Problem details:
Write out each record again exactly as it stands.

Exercise material:
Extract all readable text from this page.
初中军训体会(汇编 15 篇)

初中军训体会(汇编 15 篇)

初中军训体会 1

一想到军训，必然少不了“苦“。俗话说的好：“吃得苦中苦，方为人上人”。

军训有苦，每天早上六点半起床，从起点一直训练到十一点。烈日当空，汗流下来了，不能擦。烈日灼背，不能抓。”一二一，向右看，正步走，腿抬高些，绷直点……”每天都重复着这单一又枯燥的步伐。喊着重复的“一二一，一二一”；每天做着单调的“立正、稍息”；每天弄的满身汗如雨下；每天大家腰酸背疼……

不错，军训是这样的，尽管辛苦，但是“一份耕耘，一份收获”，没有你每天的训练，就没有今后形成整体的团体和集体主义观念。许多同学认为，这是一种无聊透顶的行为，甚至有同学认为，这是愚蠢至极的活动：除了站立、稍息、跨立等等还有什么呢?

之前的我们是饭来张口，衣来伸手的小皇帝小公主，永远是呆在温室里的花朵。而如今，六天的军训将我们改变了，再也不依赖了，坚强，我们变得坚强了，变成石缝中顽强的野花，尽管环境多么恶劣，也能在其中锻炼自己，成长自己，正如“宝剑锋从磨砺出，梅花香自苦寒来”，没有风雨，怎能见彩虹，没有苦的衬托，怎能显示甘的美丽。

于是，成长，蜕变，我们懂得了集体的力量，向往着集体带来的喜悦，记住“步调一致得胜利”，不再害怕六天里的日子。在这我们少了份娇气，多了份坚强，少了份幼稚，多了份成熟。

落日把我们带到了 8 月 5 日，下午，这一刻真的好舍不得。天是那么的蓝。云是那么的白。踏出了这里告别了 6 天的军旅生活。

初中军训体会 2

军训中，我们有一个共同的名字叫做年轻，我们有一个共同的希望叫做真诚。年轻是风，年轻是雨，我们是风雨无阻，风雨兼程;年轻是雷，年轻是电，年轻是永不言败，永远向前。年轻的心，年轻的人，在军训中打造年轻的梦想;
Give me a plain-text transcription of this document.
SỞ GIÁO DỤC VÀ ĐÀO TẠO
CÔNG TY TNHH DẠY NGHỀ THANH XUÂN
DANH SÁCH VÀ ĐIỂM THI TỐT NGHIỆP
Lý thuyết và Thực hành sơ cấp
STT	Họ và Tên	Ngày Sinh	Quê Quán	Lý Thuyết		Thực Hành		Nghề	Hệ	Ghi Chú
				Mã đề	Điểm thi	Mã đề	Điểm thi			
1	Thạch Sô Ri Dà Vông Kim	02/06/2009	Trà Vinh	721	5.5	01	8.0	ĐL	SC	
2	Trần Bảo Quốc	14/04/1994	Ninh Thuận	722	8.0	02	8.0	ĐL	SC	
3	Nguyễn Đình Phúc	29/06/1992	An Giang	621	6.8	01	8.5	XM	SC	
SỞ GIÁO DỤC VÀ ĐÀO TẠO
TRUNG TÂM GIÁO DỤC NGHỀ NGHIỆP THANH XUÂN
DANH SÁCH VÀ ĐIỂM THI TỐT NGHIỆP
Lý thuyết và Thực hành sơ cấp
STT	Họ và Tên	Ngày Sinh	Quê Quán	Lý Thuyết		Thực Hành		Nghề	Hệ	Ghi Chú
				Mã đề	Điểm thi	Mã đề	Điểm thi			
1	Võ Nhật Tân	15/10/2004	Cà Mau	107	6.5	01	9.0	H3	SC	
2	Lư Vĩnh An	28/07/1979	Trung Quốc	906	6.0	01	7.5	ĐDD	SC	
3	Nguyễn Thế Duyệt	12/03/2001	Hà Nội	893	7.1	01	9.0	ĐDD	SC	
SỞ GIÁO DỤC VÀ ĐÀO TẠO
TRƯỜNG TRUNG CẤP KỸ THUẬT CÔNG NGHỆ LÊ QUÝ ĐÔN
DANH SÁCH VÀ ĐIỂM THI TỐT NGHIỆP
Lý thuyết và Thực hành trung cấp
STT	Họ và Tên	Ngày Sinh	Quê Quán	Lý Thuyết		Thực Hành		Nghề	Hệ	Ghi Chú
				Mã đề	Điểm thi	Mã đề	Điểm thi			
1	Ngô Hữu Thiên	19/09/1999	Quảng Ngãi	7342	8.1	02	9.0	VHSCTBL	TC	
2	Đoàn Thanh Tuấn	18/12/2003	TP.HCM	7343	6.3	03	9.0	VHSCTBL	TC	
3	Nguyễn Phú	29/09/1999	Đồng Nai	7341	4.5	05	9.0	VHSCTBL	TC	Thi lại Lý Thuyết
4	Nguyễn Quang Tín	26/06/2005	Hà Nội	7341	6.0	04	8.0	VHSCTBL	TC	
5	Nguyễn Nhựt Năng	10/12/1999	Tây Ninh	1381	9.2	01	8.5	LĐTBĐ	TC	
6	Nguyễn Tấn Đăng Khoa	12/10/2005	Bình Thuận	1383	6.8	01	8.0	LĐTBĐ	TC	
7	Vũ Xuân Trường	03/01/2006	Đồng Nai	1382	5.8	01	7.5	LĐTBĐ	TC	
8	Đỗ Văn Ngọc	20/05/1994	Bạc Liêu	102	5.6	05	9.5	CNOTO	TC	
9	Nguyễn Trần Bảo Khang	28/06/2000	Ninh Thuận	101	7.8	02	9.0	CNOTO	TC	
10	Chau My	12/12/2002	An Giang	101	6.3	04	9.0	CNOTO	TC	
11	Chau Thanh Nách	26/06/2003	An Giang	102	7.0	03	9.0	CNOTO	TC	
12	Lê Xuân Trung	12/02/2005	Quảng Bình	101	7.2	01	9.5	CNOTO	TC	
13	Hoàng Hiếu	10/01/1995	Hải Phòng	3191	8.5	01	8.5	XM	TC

Exercise answer:
Extract all readable text from this page.
初中军训体会(汇编 15 篇)

初中军训体会(汇编 15 篇)

初中军训体会 1

一想到军训，必然少不了“苦“。俗话说的好：“吃得苦中苦，方为人上人”。

军训有苦，每天早上六点半起床，从起点一直训练到十一点。烈日当空，汗流下来了，不能擦。烈日灼背，不能抓。”一二一，向右看，正步走，腿抬高些，绷直点……”每天都重复着这单一又枯燥的步伐。喊着重复的“一二一，一二一”；每天做着单调的“立正、稍息”；每天弄的满身汗如雨下；每天大家腰酸背疼……

不错，军训是这样的，尽管辛苦，但是“一份耕耘，一份收获”，没有你每天的训练，就没有今后形成整体的团体和集体主义观念。许多同学认为，这是一种无聊透顶的行为，甚至有同学认为，这是愚蠢至极的活动：除了站立、稍息、跨立等等还有什么呢?

之前的我们是饭来张口，衣来伸手的小皇帝小公主，永远是呆在温室里的花朵。而如今，六天的军训将我们改变了，再也不依赖了，坚强，我们变得坚强了，变成石缝中顽强的野花，尽管环境多么恶劣，也能在其中锻炼自己，成长自己，正如“宝剑锋从磨砺出，梅花香自苦寒来”，没有风雨，怎能见彩虹，没有苦的衬托，怎能显示甘的美丽。

于是，成长，蜕变，我们懂得了集体的力量，向往着集体带来的喜悦，记住“步调一致得胜利”，不再害怕六天里的日子。在这我们少了份娇气，多了份坚强，少了份幼稚，多了份成熟。

落日把我们带到了 8 月 5 日，下午，这一刻真的好舍不得。天是那么的蓝。云是那么的白。踏出了这里告别了 6 天的军旅生活。

初中军训体会 2

军训中，我们有一个共同的名字叫做年轻，我们有一个共同的希望叫做真诚。年轻是风，年轻是雨，我们是风雨无阻，风雨兼程;年轻是雷，年轻是电，年轻是永不言败，永远向前。年轻的心，年轻的人，在军训中打造年轻的梦想;
Give me a plain-text transcription of this document.
SỞ GIÁO DỤC VÀ ĐÀO TẠO
CÔNG TY TNHH DẠY NGHỀ THANH XUÂN
DANH SÁCH VÀ ĐIỂM THI TỐT NGHIỆP
Lý thuyết và Thực hành sơ cấp
STT	Họ và Tên	Ngày Sinh	Quê Quán	Lý Thuyết		Thực Hành		Nghề	Hệ	Ghi Chú
				Mã đề	Điểm thi	Mã đề	Điểm thi			
1	Thạch Sô Ri Dà Vông Kim	02/06/2009	Trà Vinh	721	5.5	01	8.0	ĐL	SC	
2	Trần Bảo Quốc	14/04/1994	Ninh Thuận	722	8.0	02	8.0	ĐL	SC	
3	Nguyễn Đình Phúc	29/06/1992	An Giang	621	6.8	01	8.5	XM	SC	
SỞ GIÁO DỤC VÀ ĐÀO TẠO
TRUNG TÂM GIÁO DỤC NGHỀ NGHIỆP THANH XUÂN
DANH SÁCH VÀ ĐIỂM THI TỐT NGHIỆP
Lý thuyết và Thực hành sơ cấp
STT	Họ và Tên	Ngày Sinh	Quê Quán	Lý Thuyết		Thực Hành		Nghề	Hệ	Ghi Chú
				Mã đề	Điểm thi	Mã đề	Điểm thi			
1	Võ Nhật Tân	15/10/2004	Cà Mau	107	6.5	01	9.0	H3	SC	
2	Lư Vĩnh An	28/07/1979	Trung Quốc	906	6.0	01	7.5	ĐDD	SC	
3	Nguyễn Thế Duyệt	12/03/2001	Hà Nội	893	7.1	01	9.0	ĐDD	SC	
SỞ GIÁO DỤC VÀ ĐÀO TẠO
TRƯỜNG TRUNG CẤP KỸ THUẬT CÔNG NGHỆ LÊ QUÝ ĐÔN
DANH SÁCH VÀ ĐIỂM THI TỐT NGHIỆP
Lý thuyết và Thực hành trung cấp
STT	Họ và Tên	Ngày Sinh	Quê Quán	Lý Thuyết		Thực Hành		Nghề	Hệ	Ghi Chú
				Mã đề	Điểm thi	Mã đề	Điểm thi			
1	Ngô Hữu Thiên	19/09/1999	Quảng Ngãi	7342	8.1	02	9.0	VHSCTBL	TC	
2	Đoàn Thanh Tuấn	18/12/2003	TP.HCM	7343	6.3	03	9.0	VHSCTBL	TC	
3	Nguyễn Phú	29/09/1999	Đồng Nai	7341	4.5	05	9.0	VHSCTBL	TC	Thi lại Lý Thuyết
4	Nguyễn Quang Tín	26/06/2005	Hà Nội	7341	6.0	04	8.0	VHSCTBL	TC	
5	Nguyễn Nhựt Năng	10/12/1999	Tây Ninh	1381	9.2	01	8.5	LĐTBĐ	TC	
6	Nguyễn Tấn Đăng Khoa	12/10/2005	Bình Thuận	1383	6.8	01	8.0	LĐTBĐ	TC	
7	Vũ Xuân Trường	03/01/2006	Đồng Nai	1382	5.8	01	7.5	LĐTBĐ	TC	
8	Đỗ Văn Ngọc	20/05/1994	Bạc Liêu	102	5.6	05	9.5	CNOTO	TC	
9	Nguyễn Trần Bảo Khang	28/06/2000	Ninh Thuận	101	7.8	02	9.0	CNOTO	TC	
10	Chau My	12/12/2002	An Giang	101	6.3	04	9.0	CNOTO	TC	
11	Chau Thanh Nách	26/06/2003	An Giang	102	7.0	03	9.0	CNOTO	TC	
12	Lê Xuân Trung	12/02/2005	Quảng Bình	101	7.2	01	9.5	CNOTO	TC	
13	Hoàng Hiếu	10/01/1995	Hải Phòng	3191	8.5	01	8.5	XM	TC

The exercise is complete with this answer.